Directions for this task:
Exactly as written, quote every line that follows, skipping the images.
== Entries supplied
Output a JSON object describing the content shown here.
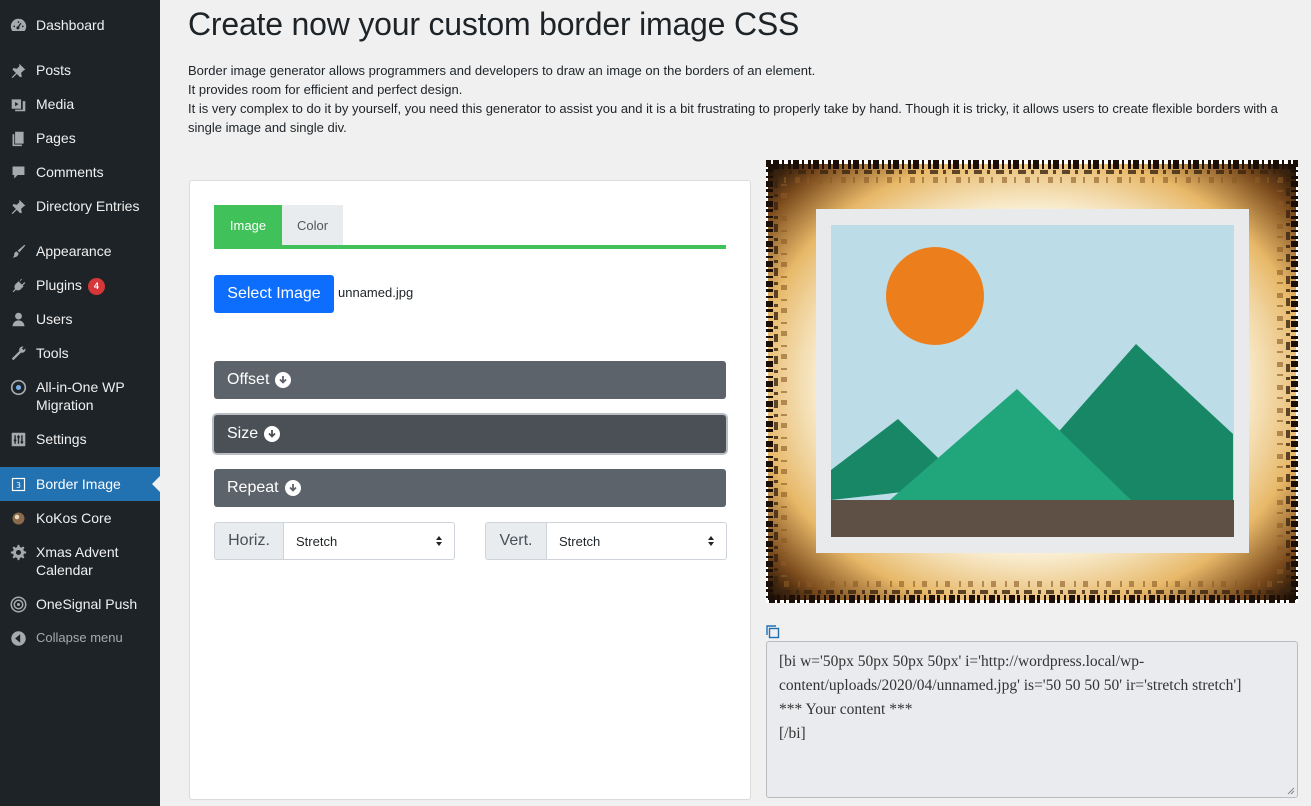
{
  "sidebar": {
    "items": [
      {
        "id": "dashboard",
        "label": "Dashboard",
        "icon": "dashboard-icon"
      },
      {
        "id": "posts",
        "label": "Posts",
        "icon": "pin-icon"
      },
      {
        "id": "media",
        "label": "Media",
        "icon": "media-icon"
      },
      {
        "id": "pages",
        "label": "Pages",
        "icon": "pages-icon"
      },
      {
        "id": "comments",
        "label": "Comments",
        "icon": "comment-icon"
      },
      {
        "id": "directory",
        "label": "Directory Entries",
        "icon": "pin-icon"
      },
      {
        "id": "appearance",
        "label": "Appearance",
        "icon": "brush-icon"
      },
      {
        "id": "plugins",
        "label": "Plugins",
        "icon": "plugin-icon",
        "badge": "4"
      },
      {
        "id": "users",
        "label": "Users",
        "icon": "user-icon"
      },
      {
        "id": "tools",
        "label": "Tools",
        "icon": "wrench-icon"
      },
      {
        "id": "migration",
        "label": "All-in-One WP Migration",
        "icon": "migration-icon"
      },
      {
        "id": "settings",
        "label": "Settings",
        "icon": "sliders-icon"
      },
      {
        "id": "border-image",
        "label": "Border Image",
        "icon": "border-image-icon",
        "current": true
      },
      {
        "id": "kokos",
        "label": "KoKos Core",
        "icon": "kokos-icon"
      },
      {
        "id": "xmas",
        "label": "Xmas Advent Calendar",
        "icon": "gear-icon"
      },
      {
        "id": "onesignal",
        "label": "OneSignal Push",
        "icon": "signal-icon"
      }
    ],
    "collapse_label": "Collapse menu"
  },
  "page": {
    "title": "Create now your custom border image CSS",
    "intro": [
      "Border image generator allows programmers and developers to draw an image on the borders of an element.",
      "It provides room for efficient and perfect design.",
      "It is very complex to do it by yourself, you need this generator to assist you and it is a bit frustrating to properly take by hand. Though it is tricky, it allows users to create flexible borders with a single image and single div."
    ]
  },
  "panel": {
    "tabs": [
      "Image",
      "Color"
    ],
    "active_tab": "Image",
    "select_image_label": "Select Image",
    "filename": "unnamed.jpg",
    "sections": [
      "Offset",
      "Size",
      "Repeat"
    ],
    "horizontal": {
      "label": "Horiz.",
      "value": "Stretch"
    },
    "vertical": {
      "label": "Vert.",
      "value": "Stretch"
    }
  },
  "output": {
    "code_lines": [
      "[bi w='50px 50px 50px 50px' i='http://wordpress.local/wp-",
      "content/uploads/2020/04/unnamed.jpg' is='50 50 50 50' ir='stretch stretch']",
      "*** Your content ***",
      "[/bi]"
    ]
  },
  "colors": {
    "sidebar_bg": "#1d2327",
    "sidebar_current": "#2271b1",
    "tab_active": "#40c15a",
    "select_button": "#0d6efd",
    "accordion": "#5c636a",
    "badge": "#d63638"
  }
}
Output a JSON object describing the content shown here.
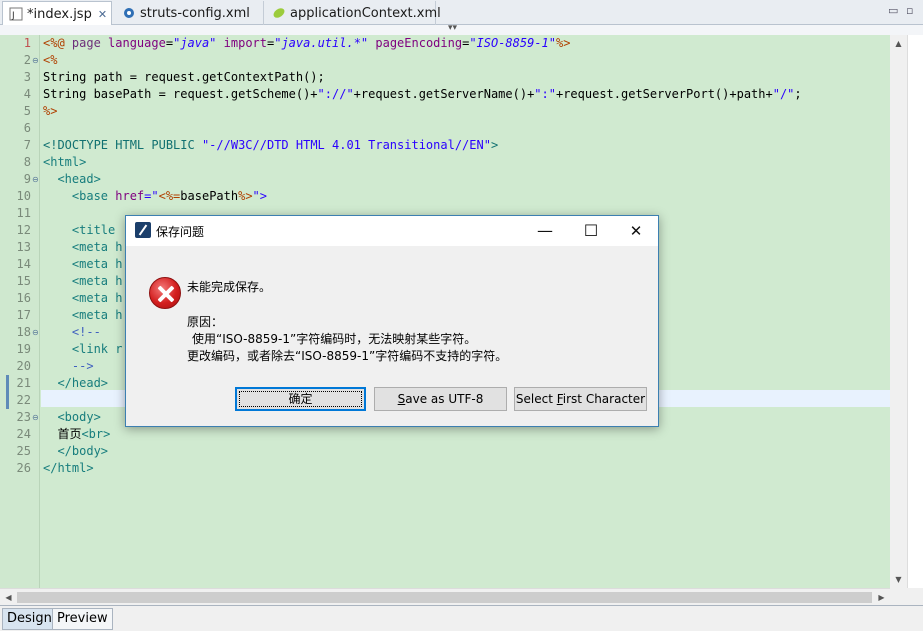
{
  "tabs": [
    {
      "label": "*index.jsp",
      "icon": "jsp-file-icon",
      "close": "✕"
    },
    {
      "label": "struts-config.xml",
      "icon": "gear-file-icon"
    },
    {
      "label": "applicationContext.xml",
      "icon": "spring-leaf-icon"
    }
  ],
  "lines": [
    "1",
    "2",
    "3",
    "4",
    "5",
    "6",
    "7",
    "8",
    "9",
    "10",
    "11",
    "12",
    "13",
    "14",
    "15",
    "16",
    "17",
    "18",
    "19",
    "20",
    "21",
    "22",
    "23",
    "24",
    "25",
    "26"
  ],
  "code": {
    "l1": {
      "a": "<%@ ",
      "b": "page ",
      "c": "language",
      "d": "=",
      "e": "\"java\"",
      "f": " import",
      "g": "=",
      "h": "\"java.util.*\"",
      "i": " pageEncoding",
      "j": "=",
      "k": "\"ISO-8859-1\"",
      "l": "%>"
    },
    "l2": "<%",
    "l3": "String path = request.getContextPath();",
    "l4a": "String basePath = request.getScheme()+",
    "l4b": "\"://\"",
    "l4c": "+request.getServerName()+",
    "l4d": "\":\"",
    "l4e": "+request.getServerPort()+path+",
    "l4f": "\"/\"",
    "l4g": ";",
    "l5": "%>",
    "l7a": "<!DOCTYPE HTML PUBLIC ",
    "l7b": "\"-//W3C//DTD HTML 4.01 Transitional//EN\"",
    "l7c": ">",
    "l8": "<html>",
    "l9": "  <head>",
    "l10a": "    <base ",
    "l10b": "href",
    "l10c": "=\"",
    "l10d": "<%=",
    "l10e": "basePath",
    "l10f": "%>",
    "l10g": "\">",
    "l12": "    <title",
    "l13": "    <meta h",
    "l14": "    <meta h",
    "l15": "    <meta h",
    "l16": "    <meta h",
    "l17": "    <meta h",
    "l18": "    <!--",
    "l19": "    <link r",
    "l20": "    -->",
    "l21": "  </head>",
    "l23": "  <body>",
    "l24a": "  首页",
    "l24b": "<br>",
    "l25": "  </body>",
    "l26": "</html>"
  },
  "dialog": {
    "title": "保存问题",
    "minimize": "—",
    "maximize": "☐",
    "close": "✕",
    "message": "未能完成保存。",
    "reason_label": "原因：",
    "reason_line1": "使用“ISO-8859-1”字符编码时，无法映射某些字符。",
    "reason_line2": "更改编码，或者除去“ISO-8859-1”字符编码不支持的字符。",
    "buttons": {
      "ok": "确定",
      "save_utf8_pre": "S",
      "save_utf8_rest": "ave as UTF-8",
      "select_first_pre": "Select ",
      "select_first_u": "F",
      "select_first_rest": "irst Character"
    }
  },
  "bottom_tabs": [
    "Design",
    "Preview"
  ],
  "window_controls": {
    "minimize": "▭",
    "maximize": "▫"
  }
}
====
Solution to this problem:
Output a JSON object describing the content shown here.
{
  "sidebar": {
    "items": [
      {
        "id": "dashboard",
        "label": "Dashboard",
        "icon": "dashboard-icon"
      },
      {
        "id": "posts",
        "label": "Posts",
        "icon": "pin-icon"
      },
      {
        "id": "media",
        "label": "Media",
        "icon": "media-icon"
      },
      {
        "id": "pages",
        "label": "Pages",
        "icon": "pages-icon"
      },
      {
        "id": "comments",
        "label": "Comments",
        "icon": "comment-icon"
      },
      {
        "id": "directory",
        "label": "Directory Entries",
        "icon": "pin-icon"
      },
      {
        "id": "appearance",
        "label": "Appearance",
        "icon": "brush-icon"
      },
      {
        "id": "plugins",
        "label": "Plugins",
        "icon": "plugin-icon",
        "badge": "4"
      },
      {
        "id": "users",
        "label": "Users",
        "icon": "user-icon"
      },
      {
        "id": "tools",
        "label": "Tools",
        "icon": "wrench-icon"
      },
      {
        "id": "migration",
        "label": "All-in-One WP Migration",
        "icon": "migration-icon"
      },
      {
        "id": "settings",
        "label": "Settings",
        "icon": "sliders-icon"
      },
      {
        "id": "border-image",
        "label": "Border Image",
        "icon": "border-image-icon",
        "current": true
      },
      {
        "id": "kokos",
        "label": "KoKos Core",
        "icon": "kokos-icon"
      },
      {
        "id": "xmas",
        "label": "Xmas Advent Calendar",
        "icon": "gear-icon"
      },
      {
        "id": "onesignal",
        "label": "OneSignal Push",
        "icon": "signal-icon"
      }
    ],
    "collapse_label": "Collapse menu"
  },
  "page": {
    "title": "Create now your custom border image CSS",
    "intro": [
      "Border image generator allows programmers and developers to draw an image on the borders of an element.",
      "It provides room for efficient and perfect design.",
      "It is very complex to do it by yourself, you need this generator to assist you and it is a bit frustrating to properly take by hand. Though it is tricky, it allows users to create flexible borders with a single image and single div."
    ]
  },
  "panel": {
    "tabs": [
      "Image",
      "Color"
    ],
    "active_tab": "Image",
    "select_image_label": "Select Image",
    "filename": "unnamed.jpg",
    "sections": [
      "Offset",
      "Size",
      "Repeat"
    ],
    "horizontal": {
      "label": "Horiz.",
      "value": "Stretch"
    },
    "vertical": {
      "label": "Vert.",
      "value": "Stretch"
    }
  },
  "output": {
    "code_lines": [
      "[bi w='50px 50px 50px 50px' i='http://wordpress.local/wp-",
      "content/uploads/2020/04/unnamed.jpg' is='50 50 50 50' ir='stretch stretch']",
      "*** Your content ***",
      "[/bi]"
    ]
  },
  "colors": {
    "sidebar_bg": "#1d2327",
    "sidebar_current": "#2271b1",
    "tab_active": "#40c15a",
    "select_button": "#0d6efd",
    "accordion": "#5c636a",
    "badge": "#d63638"
  }
}
Output a JSON object describing the content shown here.
{
  "tabs": [
    {
      "label": "*index.jsp",
      "icon": "jsp-file-icon",
      "close": "✕"
    },
    {
      "label": "struts-config.xml",
      "icon": "gear-file-icon"
    },
    {
      "label": "applicationContext.xml",
      "icon": "spring-leaf-icon"
    }
  ],
  "lines": [
    "1",
    "2",
    "3",
    "4",
    "5",
    "6",
    "7",
    "8",
    "9",
    "10",
    "11",
    "12",
    "13",
    "14",
    "15",
    "16",
    "17",
    "18",
    "19",
    "20",
    "21",
    "22",
    "23",
    "24",
    "25",
    "26"
  ],
  "code": {
    "l1": {
      "a": "<%@ ",
      "b": "page ",
      "c": "language",
      "d": "=",
      "e": "\"java\"",
      "f": " import",
      "g": "=",
      "h": "\"java.util.*\"",
      "i": " pageEncoding",
      "j": "=",
      "k": "\"ISO-8859-1\"",
      "l": "%>"
    },
    "l2": "<%",
    "l3": "String path = request.getContextPath();",
    "l4a": "String basePath = request.getScheme()+",
    "l4b": "\"://\"",
    "l4c": "+request.getServerName()+",
    "l4d": "\":\"",
    "l4e": "+request.getServerPort()+path+",
    "l4f": "\"/\"",
    "l4g": ";",
    "l5": "%>",
    "l7a": "<!DOCTYPE HTML PUBLIC ",
    "l7b": "\"-//W3C//DTD HTML 4.01 Transitional//EN\"",
    "l7c": ">",
    "l8": "<html>",
    "l9": "  <head>",
    "l10a": "    <base ",
    "l10b": "href",
    "l10c": "=\"",
    "l10d": "<%=",
    "l10e": "basePath",
    "l10f": "%>",
    "l10g": "\">",
    "l12": "    <title",
    "l13": "    <meta h",
    "l14": "    <meta h",
    "l15": "    <meta h",
    "l16": "    <meta h",
    "l17": "    <meta h",
    "l18": "    <!--",
    "l19": "    <link r",
    "l20": "    -->",
    "l21": "  </head>",
    "l23": "  <body>",
    "l24a": "  首页",
    "l24b": "<br>",
    "l25": "  </body>",
    "l26": "</html>"
  },
  "dialog": {
    "title": "保存问题",
    "minimize": "—",
    "maximize": "☐",
    "close": "✕",
    "message": "未能完成保存。",
    "reason_label": "原因：",
    "reason_line1": "使用“ISO-8859-1”字符编码时，无法映射某些字符。",
    "reason_line2": "更改编码，或者除去“ISO-8859-1”字符编码不支持的字符。",
    "buttons": {
      "ok": "确定",
      "save_utf8_pre": "S",
      "save_utf8_rest": "ave as UTF-8",
      "select_first_pre": "Select ",
      "select_first_u": "F",
      "select_first_rest": "irst Character"
    }
  },
  "bottom_tabs": [
    "Design",
    "Preview"
  ],
  "window_controls": {
    "minimize": "▭",
    "maximize": "▫"
  }
}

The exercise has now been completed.